▸ **INFORMATION SUPPLIED**:
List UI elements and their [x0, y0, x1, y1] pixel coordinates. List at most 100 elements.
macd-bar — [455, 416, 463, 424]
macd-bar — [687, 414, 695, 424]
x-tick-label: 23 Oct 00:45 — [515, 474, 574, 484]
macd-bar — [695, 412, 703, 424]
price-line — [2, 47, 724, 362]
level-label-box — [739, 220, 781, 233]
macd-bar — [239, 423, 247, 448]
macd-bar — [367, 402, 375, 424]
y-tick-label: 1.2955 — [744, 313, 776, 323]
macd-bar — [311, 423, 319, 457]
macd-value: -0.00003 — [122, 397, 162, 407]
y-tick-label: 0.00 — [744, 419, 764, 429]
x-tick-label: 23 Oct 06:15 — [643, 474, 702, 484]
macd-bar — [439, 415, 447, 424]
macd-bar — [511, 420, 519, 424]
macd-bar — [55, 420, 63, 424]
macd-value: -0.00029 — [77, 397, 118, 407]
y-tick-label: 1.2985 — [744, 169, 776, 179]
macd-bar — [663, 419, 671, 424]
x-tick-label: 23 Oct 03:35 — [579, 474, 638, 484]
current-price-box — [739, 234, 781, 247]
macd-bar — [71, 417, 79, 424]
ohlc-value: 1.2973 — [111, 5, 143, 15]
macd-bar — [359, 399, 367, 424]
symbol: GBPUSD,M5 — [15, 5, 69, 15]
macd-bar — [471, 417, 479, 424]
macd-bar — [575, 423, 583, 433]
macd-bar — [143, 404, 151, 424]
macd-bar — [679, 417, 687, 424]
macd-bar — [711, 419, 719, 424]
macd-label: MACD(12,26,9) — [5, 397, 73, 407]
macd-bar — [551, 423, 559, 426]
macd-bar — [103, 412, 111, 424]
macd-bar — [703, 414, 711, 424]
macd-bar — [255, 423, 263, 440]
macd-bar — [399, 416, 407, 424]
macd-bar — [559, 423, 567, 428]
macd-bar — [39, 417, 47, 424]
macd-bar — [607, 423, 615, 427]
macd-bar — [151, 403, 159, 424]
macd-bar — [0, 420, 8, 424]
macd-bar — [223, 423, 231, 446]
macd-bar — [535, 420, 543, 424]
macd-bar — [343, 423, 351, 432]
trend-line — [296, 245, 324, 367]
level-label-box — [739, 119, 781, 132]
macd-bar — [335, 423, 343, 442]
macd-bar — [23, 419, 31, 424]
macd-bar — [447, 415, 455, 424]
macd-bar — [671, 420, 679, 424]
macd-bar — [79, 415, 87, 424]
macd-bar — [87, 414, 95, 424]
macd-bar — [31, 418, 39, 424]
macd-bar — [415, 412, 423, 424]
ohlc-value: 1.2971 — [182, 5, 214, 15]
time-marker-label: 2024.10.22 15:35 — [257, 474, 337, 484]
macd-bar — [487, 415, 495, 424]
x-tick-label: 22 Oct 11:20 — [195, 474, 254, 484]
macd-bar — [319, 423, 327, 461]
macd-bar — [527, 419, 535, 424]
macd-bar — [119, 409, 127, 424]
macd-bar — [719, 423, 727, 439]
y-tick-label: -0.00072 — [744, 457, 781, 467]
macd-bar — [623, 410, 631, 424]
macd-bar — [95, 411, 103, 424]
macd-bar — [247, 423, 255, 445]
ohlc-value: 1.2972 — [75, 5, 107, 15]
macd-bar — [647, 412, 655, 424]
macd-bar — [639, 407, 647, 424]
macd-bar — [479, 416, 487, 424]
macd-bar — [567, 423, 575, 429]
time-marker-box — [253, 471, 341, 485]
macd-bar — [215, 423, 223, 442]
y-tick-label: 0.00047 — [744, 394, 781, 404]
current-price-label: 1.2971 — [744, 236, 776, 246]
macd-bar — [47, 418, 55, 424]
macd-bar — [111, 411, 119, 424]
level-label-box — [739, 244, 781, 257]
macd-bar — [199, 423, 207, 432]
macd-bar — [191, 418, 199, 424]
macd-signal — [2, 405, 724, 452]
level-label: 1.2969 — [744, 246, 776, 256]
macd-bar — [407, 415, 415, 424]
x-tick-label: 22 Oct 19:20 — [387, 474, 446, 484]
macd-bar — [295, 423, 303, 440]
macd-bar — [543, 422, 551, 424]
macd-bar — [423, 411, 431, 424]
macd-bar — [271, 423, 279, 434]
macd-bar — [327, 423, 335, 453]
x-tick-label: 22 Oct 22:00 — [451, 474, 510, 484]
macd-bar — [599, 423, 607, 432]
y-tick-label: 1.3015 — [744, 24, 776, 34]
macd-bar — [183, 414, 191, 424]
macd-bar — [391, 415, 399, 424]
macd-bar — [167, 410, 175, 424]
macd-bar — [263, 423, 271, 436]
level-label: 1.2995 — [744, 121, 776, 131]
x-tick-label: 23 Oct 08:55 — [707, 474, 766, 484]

▸ **SET EXERCISE**:
Copy every entry above word for word, keeping each line in its original order without changing anything.

▸ **SOLUTION TO THE PROBLEM**:
List UI elements and their [x0, y0, x1, y1] pixel coordinates. List at most 100 elements.
macd-bar — [455, 416, 463, 424]
macd-bar — [687, 414, 695, 424]
x-tick-label: 23 Oct 00:45 — [515, 474, 574, 484]
macd-bar — [695, 412, 703, 424]
price-line — [2, 47, 724, 362]
level-label-box — [739, 220, 781, 233]
macd-bar — [239, 423, 247, 448]
macd-bar — [367, 402, 375, 424]
y-tick-label: 1.2955 — [744, 313, 776, 323]
macd-bar — [311, 423, 319, 457]
macd-value: -0.00003 — [122, 397, 162, 407]
y-tick-label: 0.00 — [744, 419, 764, 429]
x-tick-label: 23 Oct 06:15 — [643, 474, 702, 484]
macd-bar — [439, 415, 447, 424]
macd-bar — [511, 420, 519, 424]
macd-bar — [55, 420, 63, 424]
macd-value: -0.00029 — [77, 397, 118, 407]
y-tick-label: 1.2985 — [744, 169, 776, 179]
macd-bar — [663, 419, 671, 424]
x-tick-label: 23 Oct 03:35 — [579, 474, 638, 484]
current-price-box — [739, 234, 781, 247]
macd-bar — [71, 417, 79, 424]
ohlc-value: 1.2973 — [111, 5, 143, 15]
macd-bar — [359, 399, 367, 424]
symbol: GBPUSD,M5 — [15, 5, 69, 15]
macd-bar — [471, 417, 479, 424]
macd-bar — [575, 423, 583, 433]
macd-bar — [143, 404, 151, 424]
macd-bar — [679, 417, 687, 424]
macd-bar — [711, 419, 719, 424]
macd-label: MACD(12,26,9) — [5, 397, 73, 407]
macd-bar — [551, 423, 559, 426]
macd-bar — [103, 412, 111, 424]
macd-bar — [703, 414, 711, 424]
macd-bar — [255, 423, 263, 440]
macd-bar — [399, 416, 407, 424]
macd-bar — [559, 423, 567, 428]
macd-bar — [39, 417, 47, 424]
macd-bar — [607, 423, 615, 427]
macd-bar — [151, 403, 159, 424]
macd-bar — [0, 420, 8, 424]
macd-bar — [223, 423, 231, 446]
macd-bar — [535, 420, 543, 424]
macd-bar — [343, 423, 351, 432]
trend-line — [296, 245, 324, 367]
level-label-box — [739, 119, 781, 132]
macd-bar — [335, 423, 343, 442]
macd-bar — [23, 419, 31, 424]
macd-bar — [447, 415, 455, 424]
macd-bar — [671, 420, 679, 424]
macd-bar — [79, 415, 87, 424]
macd-bar — [87, 414, 95, 424]
macd-bar — [31, 418, 39, 424]
macd-bar — [415, 412, 423, 424]
ohlc-value: 1.2971 — [182, 5, 214, 15]
time-marker-label: 2024.10.22 15:35 — [257, 474, 337, 484]
macd-bar — [487, 415, 495, 424]
x-tick-label: 22 Oct 11:20 — [195, 474, 254, 484]
macd-bar — [319, 423, 327, 461]
macd-bar — [527, 419, 535, 424]
macd-bar — [119, 409, 127, 424]
macd-bar — [719, 423, 727, 439]
y-tick-label: -0.00072 — [744, 457, 781, 467]
macd-bar — [623, 410, 631, 424]
macd-bar — [95, 411, 103, 424]
macd-bar — [247, 423, 255, 445]
ohlc-value: 1.2972 — [75, 5, 107, 15]
macd-bar — [647, 412, 655, 424]
macd-bar — [639, 407, 647, 424]
macd-bar — [479, 416, 487, 424]
macd-bar — [567, 423, 575, 429]
time-marker-box — [253, 471, 341, 485]
macd-bar — [215, 423, 223, 442]
y-tick-label: 0.00047 — [744, 394, 781, 404]
current-price-label: 1.2971 — [744, 236, 776, 246]
macd-bar — [47, 418, 55, 424]
macd-bar — [111, 411, 119, 424]
level-label-box — [739, 244, 781, 257]
macd-bar — [199, 423, 207, 432]
macd-bar — [191, 418, 199, 424]
macd-signal — [2, 405, 724, 452]
level-label: 1.2969 — [744, 246, 776, 256]
macd-bar — [407, 415, 415, 424]
x-tick-label: 22 Oct 19:20 — [387, 474, 446, 484]
macd-bar — [295, 423, 303, 440]
macd-bar — [543, 422, 551, 424]
macd-bar — [423, 411, 431, 424]
macd-bar — [271, 423, 279, 434]
macd-bar — [327, 423, 335, 453]
x-tick-label: 22 Oct 22:00 — [451, 474, 510, 484]
macd-bar — [599, 423, 607, 432]
y-tick-label: 1.3015 — [744, 24, 776, 34]
macd-bar — [183, 414, 191, 424]
macd-bar — [391, 415, 399, 424]
macd-bar — [167, 410, 175, 424]
macd-bar — [263, 423, 271, 436]
level-label: 1.2995 — [744, 121, 776, 131]
x-tick-label: 23 Oct 08:55 — [707, 474, 766, 484]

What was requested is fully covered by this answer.